__STATED PROBLEM__: Pull out every line from the listing that has the word "Monohydrate".
################
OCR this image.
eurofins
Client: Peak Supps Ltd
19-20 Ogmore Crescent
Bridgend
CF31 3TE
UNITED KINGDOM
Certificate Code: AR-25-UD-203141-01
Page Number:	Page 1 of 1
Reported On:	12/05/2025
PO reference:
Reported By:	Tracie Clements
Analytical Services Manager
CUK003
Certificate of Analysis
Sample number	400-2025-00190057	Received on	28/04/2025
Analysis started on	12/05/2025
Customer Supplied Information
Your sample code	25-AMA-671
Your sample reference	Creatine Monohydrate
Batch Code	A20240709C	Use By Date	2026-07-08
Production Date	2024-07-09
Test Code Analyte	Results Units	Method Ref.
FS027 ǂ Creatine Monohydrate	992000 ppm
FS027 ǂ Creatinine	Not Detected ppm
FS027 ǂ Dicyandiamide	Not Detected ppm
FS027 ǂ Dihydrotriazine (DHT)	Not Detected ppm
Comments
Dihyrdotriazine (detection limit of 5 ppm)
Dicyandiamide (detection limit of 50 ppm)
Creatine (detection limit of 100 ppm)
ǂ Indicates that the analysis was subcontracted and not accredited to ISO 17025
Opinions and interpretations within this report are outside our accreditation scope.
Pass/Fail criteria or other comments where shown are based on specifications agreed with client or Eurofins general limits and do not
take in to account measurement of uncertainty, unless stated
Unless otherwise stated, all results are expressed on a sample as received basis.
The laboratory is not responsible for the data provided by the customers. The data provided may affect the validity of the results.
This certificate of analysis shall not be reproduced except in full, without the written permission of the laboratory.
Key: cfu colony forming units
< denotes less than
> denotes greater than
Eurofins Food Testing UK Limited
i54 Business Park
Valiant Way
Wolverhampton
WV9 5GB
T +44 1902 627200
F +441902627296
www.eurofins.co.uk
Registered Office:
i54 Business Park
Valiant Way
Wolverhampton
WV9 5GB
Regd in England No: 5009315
################
__RESULT OF THE EXERCISE__:
Your sample reference	Creatine Monohydrate
FS027 ǂ Creatine Monohydrate	992000 ppm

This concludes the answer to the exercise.